» **TASK TO COMPLETE**
How many lines in the entries below contain "headline"? Answer with the number only.

Dataset entries

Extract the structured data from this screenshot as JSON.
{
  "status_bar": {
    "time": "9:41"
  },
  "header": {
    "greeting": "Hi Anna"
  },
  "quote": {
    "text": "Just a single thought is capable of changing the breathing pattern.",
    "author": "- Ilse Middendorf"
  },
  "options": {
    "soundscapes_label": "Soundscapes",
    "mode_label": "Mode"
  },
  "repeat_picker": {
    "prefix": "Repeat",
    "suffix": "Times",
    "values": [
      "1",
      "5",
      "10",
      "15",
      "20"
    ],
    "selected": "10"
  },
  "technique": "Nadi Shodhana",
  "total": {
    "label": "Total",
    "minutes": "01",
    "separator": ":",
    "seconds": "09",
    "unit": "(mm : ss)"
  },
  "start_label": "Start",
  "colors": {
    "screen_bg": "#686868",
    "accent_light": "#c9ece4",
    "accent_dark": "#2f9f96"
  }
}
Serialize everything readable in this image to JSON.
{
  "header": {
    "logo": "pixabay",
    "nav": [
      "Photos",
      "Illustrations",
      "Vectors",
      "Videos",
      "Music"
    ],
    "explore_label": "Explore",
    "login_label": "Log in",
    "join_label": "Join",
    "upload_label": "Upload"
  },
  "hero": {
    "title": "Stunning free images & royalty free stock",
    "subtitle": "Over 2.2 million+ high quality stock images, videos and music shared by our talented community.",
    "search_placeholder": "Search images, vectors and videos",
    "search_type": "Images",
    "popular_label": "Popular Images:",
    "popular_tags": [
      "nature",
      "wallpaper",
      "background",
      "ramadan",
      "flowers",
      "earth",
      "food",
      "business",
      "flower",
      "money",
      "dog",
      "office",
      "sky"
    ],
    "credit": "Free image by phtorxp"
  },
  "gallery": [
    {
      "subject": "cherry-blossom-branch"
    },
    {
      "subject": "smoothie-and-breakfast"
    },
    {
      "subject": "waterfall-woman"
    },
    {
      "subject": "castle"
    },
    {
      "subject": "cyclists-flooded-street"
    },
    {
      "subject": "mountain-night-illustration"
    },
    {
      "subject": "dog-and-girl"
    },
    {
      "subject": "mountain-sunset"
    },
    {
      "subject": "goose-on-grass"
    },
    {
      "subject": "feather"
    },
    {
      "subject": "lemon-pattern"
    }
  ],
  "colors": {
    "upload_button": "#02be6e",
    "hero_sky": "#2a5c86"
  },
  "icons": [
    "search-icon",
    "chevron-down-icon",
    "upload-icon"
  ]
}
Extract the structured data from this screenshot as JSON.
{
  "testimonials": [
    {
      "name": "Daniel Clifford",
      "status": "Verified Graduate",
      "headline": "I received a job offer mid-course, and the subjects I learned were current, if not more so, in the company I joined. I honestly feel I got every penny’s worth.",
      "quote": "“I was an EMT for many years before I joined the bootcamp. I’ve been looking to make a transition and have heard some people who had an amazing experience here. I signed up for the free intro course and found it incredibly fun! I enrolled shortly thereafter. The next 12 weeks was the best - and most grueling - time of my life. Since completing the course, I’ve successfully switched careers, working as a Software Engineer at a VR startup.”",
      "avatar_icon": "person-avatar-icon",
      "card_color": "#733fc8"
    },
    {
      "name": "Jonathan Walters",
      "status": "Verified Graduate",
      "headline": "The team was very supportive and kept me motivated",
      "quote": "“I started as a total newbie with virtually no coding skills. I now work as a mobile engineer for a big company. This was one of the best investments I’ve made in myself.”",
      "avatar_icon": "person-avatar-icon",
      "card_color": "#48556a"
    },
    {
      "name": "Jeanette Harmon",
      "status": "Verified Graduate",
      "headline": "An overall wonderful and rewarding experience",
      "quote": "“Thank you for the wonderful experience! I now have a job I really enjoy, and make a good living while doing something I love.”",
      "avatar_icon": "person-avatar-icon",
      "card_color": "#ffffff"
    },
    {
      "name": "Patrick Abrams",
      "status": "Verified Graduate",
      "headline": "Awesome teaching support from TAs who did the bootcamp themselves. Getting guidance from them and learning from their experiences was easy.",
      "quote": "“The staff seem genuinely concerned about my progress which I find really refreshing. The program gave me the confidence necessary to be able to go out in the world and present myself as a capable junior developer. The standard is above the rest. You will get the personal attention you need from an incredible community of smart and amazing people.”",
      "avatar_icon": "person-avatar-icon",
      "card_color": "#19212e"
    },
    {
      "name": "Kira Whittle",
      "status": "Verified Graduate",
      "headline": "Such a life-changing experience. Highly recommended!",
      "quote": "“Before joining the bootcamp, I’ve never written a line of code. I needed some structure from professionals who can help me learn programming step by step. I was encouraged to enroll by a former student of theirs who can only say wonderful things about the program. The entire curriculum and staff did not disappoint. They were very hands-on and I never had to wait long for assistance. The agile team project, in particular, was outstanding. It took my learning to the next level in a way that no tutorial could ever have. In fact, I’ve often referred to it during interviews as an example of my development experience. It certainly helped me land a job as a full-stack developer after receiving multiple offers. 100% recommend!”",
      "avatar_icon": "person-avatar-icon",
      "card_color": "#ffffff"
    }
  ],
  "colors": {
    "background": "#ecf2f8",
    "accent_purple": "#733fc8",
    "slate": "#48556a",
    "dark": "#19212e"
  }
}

» **TASK RESULT**
5